→ Written exercise
Give the listing again in full, exactly as written.

Figure data in JSON:
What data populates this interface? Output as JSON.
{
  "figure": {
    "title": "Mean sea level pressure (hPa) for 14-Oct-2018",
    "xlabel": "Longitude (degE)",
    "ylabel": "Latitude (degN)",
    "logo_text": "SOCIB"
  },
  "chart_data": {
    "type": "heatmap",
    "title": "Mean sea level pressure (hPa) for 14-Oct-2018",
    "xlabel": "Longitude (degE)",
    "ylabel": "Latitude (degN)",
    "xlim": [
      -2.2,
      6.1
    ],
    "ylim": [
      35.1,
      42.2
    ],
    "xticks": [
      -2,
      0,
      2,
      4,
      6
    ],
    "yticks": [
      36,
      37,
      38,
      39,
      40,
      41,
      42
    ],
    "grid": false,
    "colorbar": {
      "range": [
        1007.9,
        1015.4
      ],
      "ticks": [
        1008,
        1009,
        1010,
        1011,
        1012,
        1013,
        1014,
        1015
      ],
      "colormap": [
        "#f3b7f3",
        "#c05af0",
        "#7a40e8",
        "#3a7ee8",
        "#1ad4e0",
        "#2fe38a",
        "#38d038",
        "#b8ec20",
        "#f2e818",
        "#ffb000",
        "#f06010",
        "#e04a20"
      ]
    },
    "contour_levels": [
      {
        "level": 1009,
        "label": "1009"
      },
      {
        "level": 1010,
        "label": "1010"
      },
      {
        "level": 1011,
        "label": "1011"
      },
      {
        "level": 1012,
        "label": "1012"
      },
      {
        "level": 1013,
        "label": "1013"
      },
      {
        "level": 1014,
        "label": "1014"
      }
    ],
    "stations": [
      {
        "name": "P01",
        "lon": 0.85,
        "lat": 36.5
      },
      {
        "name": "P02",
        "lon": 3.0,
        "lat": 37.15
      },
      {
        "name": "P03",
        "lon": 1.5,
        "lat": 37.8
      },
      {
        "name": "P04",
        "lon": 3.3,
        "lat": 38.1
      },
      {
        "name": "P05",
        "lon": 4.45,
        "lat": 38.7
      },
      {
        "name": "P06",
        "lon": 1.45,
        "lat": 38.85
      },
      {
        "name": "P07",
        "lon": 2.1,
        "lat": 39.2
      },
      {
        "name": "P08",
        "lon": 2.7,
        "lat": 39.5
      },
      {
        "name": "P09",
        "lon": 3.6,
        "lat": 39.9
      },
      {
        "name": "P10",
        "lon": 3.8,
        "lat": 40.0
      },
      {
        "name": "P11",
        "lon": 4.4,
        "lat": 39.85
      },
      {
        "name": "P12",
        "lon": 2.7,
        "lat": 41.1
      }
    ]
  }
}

→ Answer to the problem
What data populates this interface? Output as JSON.
{
  "figure": {
    "title": "Mean sea level pressure (hPa) for 14-Oct-2018",
    "xlabel": "Longitude (degE)",
    "ylabel": "Latitude (degN)",
    "logo_text": "SOCIB"
  },
  "chart_data": {
    "type": "heatmap",
    "title": "Mean sea level pressure (hPa) for 14-Oct-2018",
    "xlabel": "Longitude (degE)",
    "ylabel": "Latitude (degN)",
    "xlim": [
      -2.2,
      6.1
    ],
    "ylim": [
      35.1,
      42.2
    ],
    "xticks": [
      -2,
      0,
      2,
      4,
      6
    ],
    "yticks": [
      36,
      37,
      38,
      39,
      40,
      41,
      42
    ],
    "grid": false,
    "colorbar": {
      "range": [
        1007.9,
        1015.4
      ],
      "ticks": [
        1008,
        1009,
        1010,
        1011,
        1012,
        1013,
        1014,
        1015
      ],
      "colormap": [
        "#f3b7f3",
        "#c05af0",
        "#7a40e8",
        "#3a7ee8",
        "#1ad4e0",
        "#2fe38a",
        "#38d038",
        "#b8ec20",
        "#f2e818",
        "#ffb000",
        "#f06010",
        "#e04a20"
      ]
    },
    "contour_levels": [
      {
        "level": 1009,
        "label": "1009"
      },
      {
        "level": 1010,
        "label": "1010"
      },
      {
        "level": 1011,
        "label": "1011"
      },
      {
        "level": 1012,
        "label": "1012"
      },
      {
        "level": 1013,
        "label": "1013"
      },
      {
        "level": 1014,
        "label": "1014"
      }
    ],
    "stations": [
      {
        "name": "P01",
        "lon": 0.85,
        "lat": 36.5
      },
      {
        "name": "P02",
        "lon": 3.0,
        "lat": 37.15
      },
      {
        "name": "P03",
        "lon": 1.5,
        "lat": 37.8
      },
      {
        "name": "P04",
        "lon": 3.3,
        "lat": 38.1
      },
      {
        "name": "P05",
        "lon": 4.45,
        "lat": 38.7
      },
      {
        "name": "P06",
        "lon": 1.45,
        "lat": 38.85
      },
      {
        "name": "P07",
        "lon": 2.1,
        "lat": 39.2
      },
      {
        "name": "P08",
        "lon": 2.7,
        "lat": 39.5
      },
      {
        "name": "P09",
        "lon": 3.6,
        "lat": 39.9
      },
      {
        "name": "P10",
        "lon": 3.8,
        "lat": 40.0
      },
      {
        "name": "P11",
        "lon": 4.4,
        "lat": 39.85
      },
      {
        "name": "P12",
        "lon": 2.7,
        "lat": 41.1
      }
    ]
  }
}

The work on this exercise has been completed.